### Input:
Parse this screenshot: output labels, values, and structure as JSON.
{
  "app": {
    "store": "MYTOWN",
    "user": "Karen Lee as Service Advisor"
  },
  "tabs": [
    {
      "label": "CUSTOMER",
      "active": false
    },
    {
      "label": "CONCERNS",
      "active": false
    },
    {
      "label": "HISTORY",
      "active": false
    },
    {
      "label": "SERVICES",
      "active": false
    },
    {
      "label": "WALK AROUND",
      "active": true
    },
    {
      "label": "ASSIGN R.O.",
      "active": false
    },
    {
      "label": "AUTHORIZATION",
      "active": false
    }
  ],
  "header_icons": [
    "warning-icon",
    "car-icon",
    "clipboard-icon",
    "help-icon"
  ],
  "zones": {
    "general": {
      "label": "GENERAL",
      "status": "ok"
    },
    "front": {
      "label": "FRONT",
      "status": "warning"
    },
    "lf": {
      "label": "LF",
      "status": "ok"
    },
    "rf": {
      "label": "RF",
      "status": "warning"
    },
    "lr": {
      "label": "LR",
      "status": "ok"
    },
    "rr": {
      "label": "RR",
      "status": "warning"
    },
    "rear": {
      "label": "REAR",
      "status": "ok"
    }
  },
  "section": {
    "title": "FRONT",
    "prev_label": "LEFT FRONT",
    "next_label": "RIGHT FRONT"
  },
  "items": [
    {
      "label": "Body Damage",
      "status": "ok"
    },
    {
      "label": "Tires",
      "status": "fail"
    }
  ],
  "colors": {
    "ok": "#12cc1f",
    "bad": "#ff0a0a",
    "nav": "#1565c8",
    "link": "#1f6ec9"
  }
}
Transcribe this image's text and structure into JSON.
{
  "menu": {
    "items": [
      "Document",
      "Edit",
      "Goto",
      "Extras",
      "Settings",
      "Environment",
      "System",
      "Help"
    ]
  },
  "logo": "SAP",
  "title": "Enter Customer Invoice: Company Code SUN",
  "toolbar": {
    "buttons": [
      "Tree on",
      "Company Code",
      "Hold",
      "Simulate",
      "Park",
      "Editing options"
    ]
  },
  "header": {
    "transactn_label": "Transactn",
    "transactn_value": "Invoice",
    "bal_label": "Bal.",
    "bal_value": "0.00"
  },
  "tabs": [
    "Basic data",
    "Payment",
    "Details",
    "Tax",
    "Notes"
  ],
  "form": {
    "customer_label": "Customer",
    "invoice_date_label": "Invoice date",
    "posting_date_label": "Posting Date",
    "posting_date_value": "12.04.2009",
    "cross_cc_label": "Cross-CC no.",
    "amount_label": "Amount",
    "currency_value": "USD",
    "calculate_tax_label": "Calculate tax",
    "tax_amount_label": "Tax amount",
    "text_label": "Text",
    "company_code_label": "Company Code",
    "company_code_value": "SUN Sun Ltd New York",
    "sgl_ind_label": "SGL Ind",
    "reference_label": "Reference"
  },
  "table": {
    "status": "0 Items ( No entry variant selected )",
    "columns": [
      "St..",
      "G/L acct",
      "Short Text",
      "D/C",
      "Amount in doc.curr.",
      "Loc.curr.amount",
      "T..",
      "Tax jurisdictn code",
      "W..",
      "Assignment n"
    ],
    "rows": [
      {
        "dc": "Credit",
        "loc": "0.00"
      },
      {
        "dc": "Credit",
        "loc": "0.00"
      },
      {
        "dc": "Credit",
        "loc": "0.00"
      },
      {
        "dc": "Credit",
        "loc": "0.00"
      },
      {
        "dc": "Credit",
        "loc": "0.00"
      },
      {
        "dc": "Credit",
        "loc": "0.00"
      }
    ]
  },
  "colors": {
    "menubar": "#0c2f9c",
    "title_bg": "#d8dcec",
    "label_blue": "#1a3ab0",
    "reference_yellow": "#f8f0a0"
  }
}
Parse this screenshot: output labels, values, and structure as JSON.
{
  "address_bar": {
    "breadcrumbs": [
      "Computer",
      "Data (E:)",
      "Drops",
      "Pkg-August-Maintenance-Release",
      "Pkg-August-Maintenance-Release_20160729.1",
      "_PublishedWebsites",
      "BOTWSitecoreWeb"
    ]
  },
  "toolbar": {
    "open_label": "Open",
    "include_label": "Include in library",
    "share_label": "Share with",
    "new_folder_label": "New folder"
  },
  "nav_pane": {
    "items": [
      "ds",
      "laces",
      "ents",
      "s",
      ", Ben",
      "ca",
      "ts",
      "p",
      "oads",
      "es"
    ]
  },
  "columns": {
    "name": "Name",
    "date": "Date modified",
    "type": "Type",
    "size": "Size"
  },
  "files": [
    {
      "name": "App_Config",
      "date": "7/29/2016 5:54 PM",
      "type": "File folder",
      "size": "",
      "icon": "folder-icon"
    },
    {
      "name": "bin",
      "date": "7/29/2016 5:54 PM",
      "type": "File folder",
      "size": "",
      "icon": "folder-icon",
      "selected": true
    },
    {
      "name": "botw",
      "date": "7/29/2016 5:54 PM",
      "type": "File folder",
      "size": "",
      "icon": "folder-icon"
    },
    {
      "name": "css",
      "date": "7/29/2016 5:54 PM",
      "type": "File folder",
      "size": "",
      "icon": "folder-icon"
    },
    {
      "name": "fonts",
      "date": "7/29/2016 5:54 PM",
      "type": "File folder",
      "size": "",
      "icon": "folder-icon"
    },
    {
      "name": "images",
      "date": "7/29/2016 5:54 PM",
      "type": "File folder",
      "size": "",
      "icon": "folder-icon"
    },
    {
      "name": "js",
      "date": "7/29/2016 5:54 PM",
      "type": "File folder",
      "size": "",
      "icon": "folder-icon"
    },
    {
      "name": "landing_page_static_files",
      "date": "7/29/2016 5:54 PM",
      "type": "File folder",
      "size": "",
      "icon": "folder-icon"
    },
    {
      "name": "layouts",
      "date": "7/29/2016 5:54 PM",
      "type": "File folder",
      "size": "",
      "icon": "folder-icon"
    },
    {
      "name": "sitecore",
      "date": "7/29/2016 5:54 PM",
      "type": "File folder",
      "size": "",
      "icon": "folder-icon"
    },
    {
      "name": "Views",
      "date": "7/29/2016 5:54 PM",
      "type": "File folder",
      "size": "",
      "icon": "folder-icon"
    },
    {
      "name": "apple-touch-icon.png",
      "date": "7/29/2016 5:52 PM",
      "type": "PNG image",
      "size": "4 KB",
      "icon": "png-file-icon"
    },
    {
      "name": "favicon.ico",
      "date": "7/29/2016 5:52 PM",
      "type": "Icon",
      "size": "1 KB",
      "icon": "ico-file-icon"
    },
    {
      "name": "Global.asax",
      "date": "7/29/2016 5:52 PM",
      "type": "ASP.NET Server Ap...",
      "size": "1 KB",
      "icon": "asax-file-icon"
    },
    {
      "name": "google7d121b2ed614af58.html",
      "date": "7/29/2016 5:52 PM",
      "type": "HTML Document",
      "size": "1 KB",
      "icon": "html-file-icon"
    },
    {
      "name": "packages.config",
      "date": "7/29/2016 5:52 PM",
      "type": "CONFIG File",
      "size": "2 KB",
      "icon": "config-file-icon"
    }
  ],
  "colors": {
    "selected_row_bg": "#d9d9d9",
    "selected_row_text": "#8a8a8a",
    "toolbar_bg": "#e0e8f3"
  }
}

### Aim:
Once more, set down the full listing, verbatim.

### The solution:
Parse this screenshot: output labels, values, and structure as JSON.
{
  "app": {
    "store": "MYTOWN",
    "user": "Karen Lee as Service Advisor"
  },
  "tabs": [
    {
      "label": "CUSTOMER",
      "active": false
    },
    {
      "label": "CONCERNS",
      "active": false
    },
    {
      "label": "HISTORY",
      "active": false
    },
    {
      "label": "SERVICES",
      "active": false
    },
    {
      "label": "WALK AROUND",
      "active": true
    },
    {
      "label": "ASSIGN R.O.",
      "active": false
    },
    {
      "label": "AUTHORIZATION",
      "active": false
    }
  ],
  "header_icons": [
    "warning-icon",
    "car-icon",
    "clipboard-icon",
    "help-icon"
  ],
  "zones": {
    "general": {
      "label": "GENERAL",
      "status": "ok"
    },
    "front": {
      "label": "FRONT",
      "status": "warning"
    },
    "lf": {
      "label": "LF",
      "status": "ok"
    },
    "rf": {
      "label": "RF",
      "status": "warning"
    },
    "lr": {
      "label": "LR",
      "status": "ok"
    },
    "rr": {
      "label": "RR",
      "status": "warning"
    },
    "rear": {
      "label": "REAR",
      "status": "ok"
    }
  },
  "section": {
    "title": "FRONT",
    "prev_label": "LEFT FRONT",
    "next_label": "RIGHT FRONT"
  },
  "items": [
    {
      "label": "Body Damage",
      "status": "ok"
    },
    {
      "label": "Tires",
      "status": "fail"
    }
  ],
  "colors": {
    "ok": "#12cc1f",
    "bad": "#ff0a0a",
    "nav": "#1565c8",
    "link": "#1f6ec9"
  }
}
Transcribe this image's text and structure into JSON.
{
  "menu": {
    "items": [
      "Document",
      "Edit",
      "Goto",
      "Extras",
      "Settings",
      "Environment",
      "System",
      "Help"
    ]
  },
  "logo": "SAP",
  "title": "Enter Customer Invoice: Company Code SUN",
  "toolbar": {
    "buttons": [
      "Tree on",
      "Company Code",
      "Hold",
      "Simulate",
      "Park",
      "Editing options"
    ]
  },
  "header": {
    "transactn_label": "Transactn",
    "transactn_value": "Invoice",
    "bal_label": "Bal.",
    "bal_value": "0.00"
  },
  "tabs": [
    "Basic data",
    "Payment",
    "Details",
    "Tax",
    "Notes"
  ],
  "form": {
    "customer_label": "Customer",
    "invoice_date_label": "Invoice date",
    "posting_date_label": "Posting Date",
    "posting_date_value": "12.04.2009",
    "cross_cc_label": "Cross-CC no.",
    "amount_label": "Amount",
    "currency_value": "USD",
    "calculate_tax_label": "Calculate tax",
    "tax_amount_label": "Tax amount",
    "text_label": "Text",
    "company_code_label": "Company Code",
    "company_code_value": "SUN Sun Ltd New York",
    "sgl_ind_label": "SGL Ind",
    "reference_label": "Reference"
  },
  "table": {
    "status": "0 Items ( No entry variant selected )",
    "columns": [
      "St..",
      "G/L acct",
      "Short Text",
      "D/C",
      "Amount in doc.curr.",
      "Loc.curr.amount",
      "T..",
      "Tax jurisdictn code",
      "W..",
      "Assignment n"
    ],
    "rows": [
      {
        "dc": "Credit",
        "loc": "0.00"
      },
      {
        "dc": "Credit",
        "loc": "0.00"
      },
      {
        "dc": "Credit",
        "loc": "0.00"
      },
      {
        "dc": "Credit",
        "loc": "0.00"
      },
      {
        "dc": "Credit",
        "loc": "0.00"
      },
      {
        "dc": "Credit",
        "loc": "0.00"
      }
    ]
  },
  "colors": {
    "menubar": "#0c2f9c",
    "title_bg": "#d8dcec",
    "label_blue": "#1a3ab0",
    "reference_yellow": "#f8f0a0"
  }
}
Parse this screenshot: output labels, values, and structure as JSON.
{
  "address_bar": {
    "breadcrumbs": [
      "Computer",
      "Data (E:)",
      "Drops",
      "Pkg-August-Maintenance-Release",
      "Pkg-August-Maintenance-Release_20160729.1",
      "_PublishedWebsites",
      "BOTWSitecoreWeb"
    ]
  },
  "toolbar": {
    "open_label": "Open",
    "include_label": "Include in library",
    "share_label": "Share with",
    "new_folder_label": "New folder"
  },
  "nav_pane": {
    "items": [
      "ds",
      "laces",
      "ents",
      "s",
      ", Ben",
      "ca",
      "ts",
      "p",
      "oads",
      "es"
    ]
  },
  "columns": {
    "name": "Name",
    "date": "Date modified",
    "type": "Type",
    "size": "Size"
  },
  "files": [
    {
      "name": "App_Config",
      "date": "7/29/2016 5:54 PM",
      "type": "File folder",
      "size": "",
      "icon": "folder-icon"
    },
    {
      "name": "bin",
      "date": "7/29/2016 5:54 PM",
      "type": "File folder",
      "size": "",
      "icon": "folder-icon",
      "selected": true
    },
    {
      "name": "botw",
      "date": "7/29/2016 5:54 PM",
      "type": "File folder",
      "size": "",
      "icon": "folder-icon"
    },
    {
      "name": "css",
      "date": "7/29/2016 5:54 PM",
      "type": "File folder",
      "size": "",
      "icon": "folder-icon"
    },
    {
      "name": "fonts",
      "date": "7/29/2016 5:54 PM",
      "type": "File folder",
      "size": "",
      "icon": "folder-icon"
    },
    {
      "name": "images",
      "date": "7/29/2016 5:54 PM",
      "type": "File folder",
      "size": "",
      "icon": "folder-icon"
    },
    {
      "name": "js",
      "date": "7/29/2016 5:54 PM",
      "type": "File folder",
      "size": "",
      "icon": "folder-icon"
    },
    {
      "name": "landing_page_static_files",
      "date": "7/29/2016 5:54 PM",
      "type": "File folder",
      "size": "",
      "icon": "folder-icon"
    },
    {
      "name": "layouts",
      "date": "7/29/2016 5:54 PM",
      "type": "File folder",
      "size": "",
      "icon": "folder-icon"
    },
    {
      "name": "sitecore",
      "date": "7/29/2016 5:54 PM",
      "type": "File folder",
      "size": "",
      "icon": "folder-icon"
    },
    {
      "name": "Views",
      "date": "7/29/2016 5:54 PM",
      "type": "File folder",
      "size": "",
      "icon": "folder-icon"
    },
    {
      "name": "apple-touch-icon.png",
      "date": "7/29/2016 5:52 PM",
      "type": "PNG image",
      "size": "4 KB",
      "icon": "png-file-icon"
    },
    {
      "name": "favicon.ico",
      "date": "7/29/2016 5:52 PM",
      "type": "Icon",
      "size": "1 KB",
      "icon": "ico-file-icon"
    },
    {
      "name": "Global.asax",
      "date": "7/29/2016 5:52 PM",
      "type": "ASP.NET Server Ap...",
      "size": "1 KB",
      "icon": "asax-file-icon"
    },
    {
      "name": "google7d121b2ed614af58.html",
      "date": "7/29/2016 5:52 PM",
      "type": "HTML Document",
      "size": "1 KB",
      "icon": "html-file-icon"
    },
    {
      "name": "packages.config",
      "date": "7/29/2016 5:52 PM",
      "type": "CONFIG File",
      "size": "2 KB",
      "icon": "config-file-icon"
    }
  ],
  "colors": {
    "selected_row_bg": "#d9d9d9",
    "selected_row_text": "#8a8a8a",
    "toolbar_bg": "#e0e8f3"
  }
}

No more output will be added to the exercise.